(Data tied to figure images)
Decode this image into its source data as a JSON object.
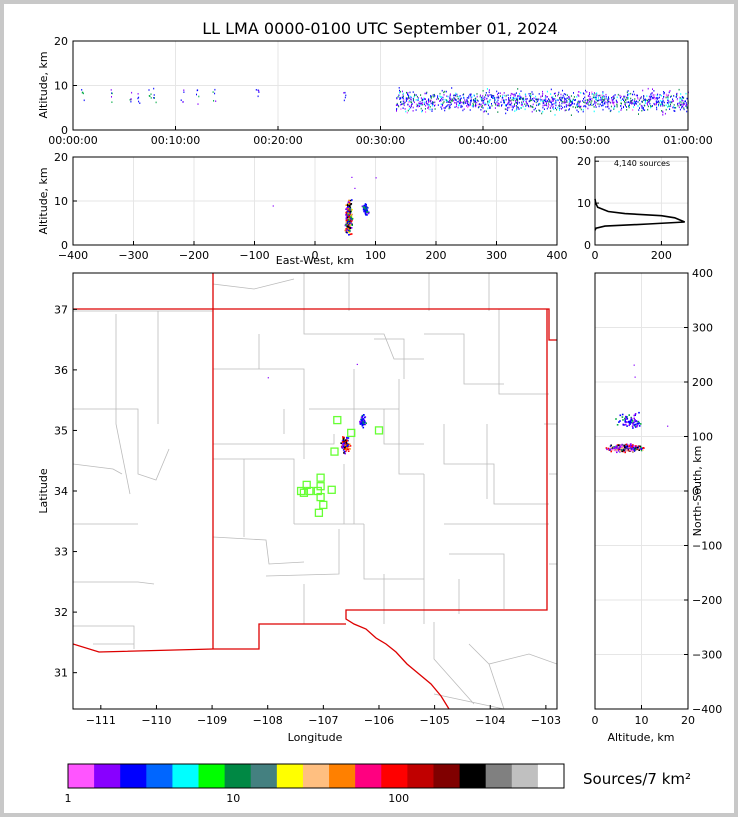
{
  "chart_data": [
    {
      "type": "scatter",
      "panel": "altitude-vs-time",
      "title": "LL LMA 0000-0100 UTC September 01, 2024",
      "xlabel": "",
      "ylabel": "Altitude, km",
      "xlim": [
        "00:00:00",
        "01:00:00"
      ],
      "ylim": [
        0,
        20
      ],
      "xticks": [
        "00:00:00",
        "00:10:00",
        "00:20:00",
        "00:30:00",
        "00:40:00",
        "00:50:00",
        "01:00:00"
      ],
      "yticks": [
        "0",
        "10",
        "20"
      ],
      "grid": true
    },
    {
      "type": "scatter",
      "panel": "altitude-vs-east-west",
      "xlabel": "East-West, km",
      "ylabel": "Altitude, km",
      "xlim": [
        -400,
        400
      ],
      "ylim": [
        0,
        20
      ],
      "xticks": [
        "−400",
        "−300",
        "−200",
        "−100",
        "0",
        "100",
        "200",
        "300",
        "400"
      ],
      "yticks": [
        "0",
        "10",
        "20"
      ],
      "grid": true
    },
    {
      "type": "line",
      "panel": "altitude-histogram",
      "annotation": "4,140 sources",
      "xlim": [
        0,
        280
      ],
      "ylim": [
        0,
        21
      ],
      "xticks": [
        "0",
        "200"
      ],
      "yticks": [
        "0",
        "10",
        "20"
      ],
      "profile": [
        {
          "alt": 3.5,
          "count": 0
        },
        {
          "alt": 4.0,
          "count": 3
        },
        {
          "alt": 4.5,
          "count": 30
        },
        {
          "alt": 5.0,
          "count": 160
        },
        {
          "alt": 5.5,
          "count": 270
        },
        {
          "alt": 6.0,
          "count": 255
        },
        {
          "alt": 6.5,
          "count": 240
        },
        {
          "alt": 7.0,
          "count": 200
        },
        {
          "alt": 7.5,
          "count": 90
        },
        {
          "alt": 8.0,
          "count": 40
        },
        {
          "alt": 9.0,
          "count": 8
        },
        {
          "alt": 9.5,
          "count": 5
        },
        {
          "alt": 10.0,
          "count": 2
        },
        {
          "alt": 11.0,
          "count": 0
        }
      ]
    },
    {
      "type": "map",
      "panel": "plan-view",
      "xlabel": "Longitude",
      "ylabel": "Latitude",
      "xlim": [
        -111.5,
        -102.8
      ],
      "ylim": [
        30.4,
        37.6
      ],
      "xticks": [
        "−111",
        "−110",
        "−109",
        "−108",
        "−107",
        "−106",
        "−105",
        "−104",
        "−103"
      ],
      "yticks": [
        "31",
        "32",
        "33",
        "34",
        "35",
        "36",
        "37"
      ],
      "stations": [
        {
          "lon": -107.05,
          "lat": 34.22
        },
        {
          "lon": -107.3,
          "lat": 34.1
        },
        {
          "lon": -107.05,
          "lat": 34.08
        },
        {
          "lon": -107.4,
          "lat": 34.0
        },
        {
          "lon": -107.25,
          "lat": 34.0
        },
        {
          "lon": -107.1,
          "lat": 34.0
        },
        {
          "lon": -106.85,
          "lat": 34.02
        },
        {
          "lon": -107.35,
          "lat": 33.97
        },
        {
          "lon": -107.05,
          "lat": 33.9
        },
        {
          "lon": -107.0,
          "lat": 33.77
        },
        {
          "lon": -107.08,
          "lat": 33.64
        },
        {
          "lon": -106.8,
          "lat": 34.65
        },
        {
          "lon": -106.75,
          "lat": 35.17
        },
        {
          "lon": -106.5,
          "lat": 34.96
        },
        {
          "lon": -106.0,
          "lat": 35.0
        }
      ]
    },
    {
      "type": "scatter",
      "panel": "north-south-vs-altitude",
      "xlabel": "Altitude, km",
      "ylabel": "North-South, km",
      "xlim": [
        0,
        20
      ],
      "ylim": [
        -400,
        400
      ],
      "xticks": [
        "0",
        "10",
        "20"
      ],
      "yticks": [
        "−400",
        "−300",
        "−200",
        "−100",
        "0",
        "100",
        "200",
        "300",
        "400"
      ],
      "grid": true
    },
    {
      "type": "colorbar",
      "panel": "density-colorbar",
      "label": "Sources/7 km²",
      "ticks": [
        "1",
        "10",
        "100"
      ],
      "colors": [
        "#ff55ff",
        "#8800ff",
        "#0000ff",
        "#0066ff",
        "#00ffff",
        "#00ff00",
        "#008844",
        "#448080",
        "#ffff00",
        "#ffbf80",
        "#ff8000",
        "#ff0080",
        "#ff0000",
        "#c00000",
        "#800000",
        "#000000",
        "#808080",
        "#c0c0c0",
        "#ffffff"
      ]
    }
  ]
}
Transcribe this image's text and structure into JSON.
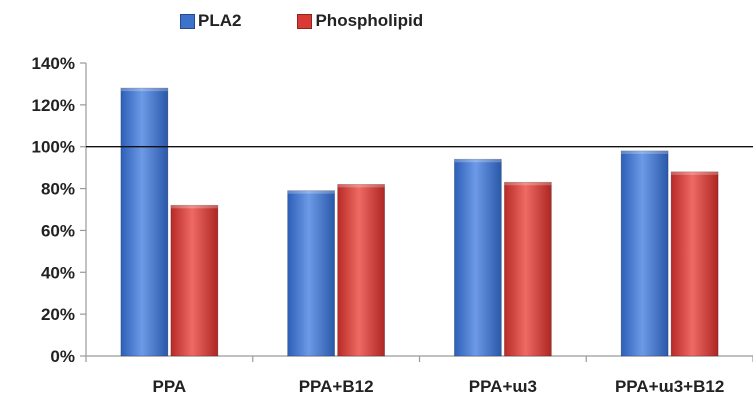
{
  "chart_data": {
    "type": "bar",
    "categories": [
      "PPA",
      "PPA+B12",
      "PPA+ɯ3",
      "PPA+ɯ3+B12"
    ],
    "series": [
      {
        "name": "PLA2",
        "values": [
          128,
          79,
          94,
          98
        ],
        "color": "#3d72cc"
      },
      {
        "name": "Phospholipid",
        "values": [
          72,
          82,
          83,
          88
        ],
        "color": "#d93a36"
      }
    ],
    "ylim": [
      0,
      140
    ],
    "yticks": [
      0,
      20,
      40,
      60,
      80,
      100,
      120,
      140
    ],
    "ytick_labels": [
      "0%",
      "20%",
      "40%",
      "60%",
      "80%",
      "100%",
      "120%",
      "140%"
    ],
    "reference_line": 100,
    "legend_position": "top",
    "grid": false
  }
}
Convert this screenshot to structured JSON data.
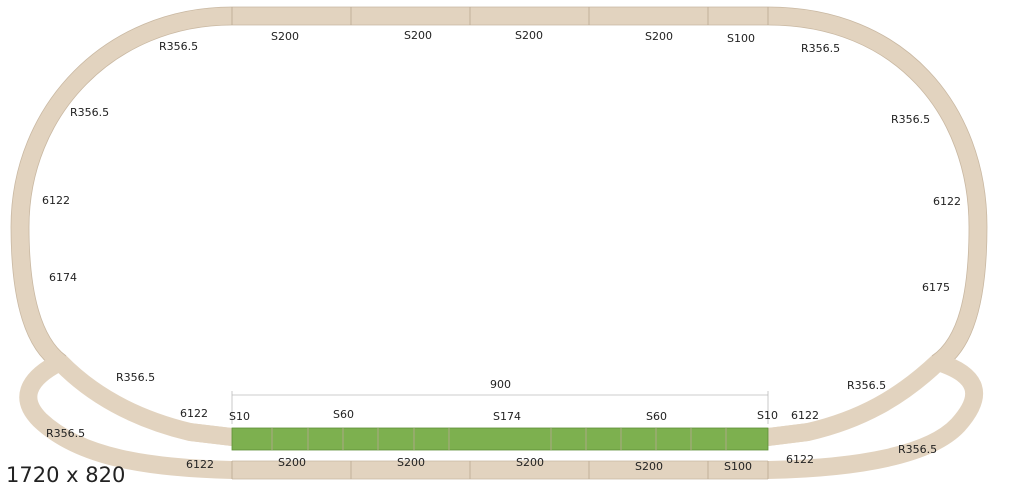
{
  "labels": {
    "top_left_curve": "R356.5",
    "top_s200_1": "S200",
    "top_s200_2": "S200",
    "top_s200_3": "S200",
    "top_s200_4": "S200",
    "top_s100": "S100",
    "top_right_curve": "R356.5",
    "left_curve_upper": "R356.5",
    "left_6122": "6122",
    "left_6174": "6174",
    "right_curve_upper": "R356.5",
    "right_6122": "6122",
    "right_6175": "6175",
    "inner_left_curve": "R356.5",
    "inner_left_6122": "6122",
    "inner_s10_left": "S10",
    "inner_s60_left": "S60",
    "inner_s174": "S174",
    "inner_s60_right": "S60",
    "inner_s10_right": "S10",
    "inner_right_6122": "6122",
    "inner_right_curve": "R356.5",
    "dimension": "900",
    "outer_left_curve": "R356.5",
    "outer_left_6122": "6122",
    "bottom_s200_1": "S200",
    "bottom_s200_2": "S200",
    "bottom_s200_3": "S200",
    "bottom_s200_4": "S200",
    "bottom_s100": "S100",
    "outer_right_6122": "6122",
    "outer_right_curve": "R356.5",
    "size": "1720 x 820"
  },
  "colors": {
    "track": "#e2d3bf",
    "track_edge": "#c9b8a2",
    "platform": "#7db04f",
    "platform_edge": "#5e8f36"
  }
}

Written task - Show the lines of the records that include the string "colorbar".

Written response -
      "type": "colorbar",
      "panel": "density-colorbar",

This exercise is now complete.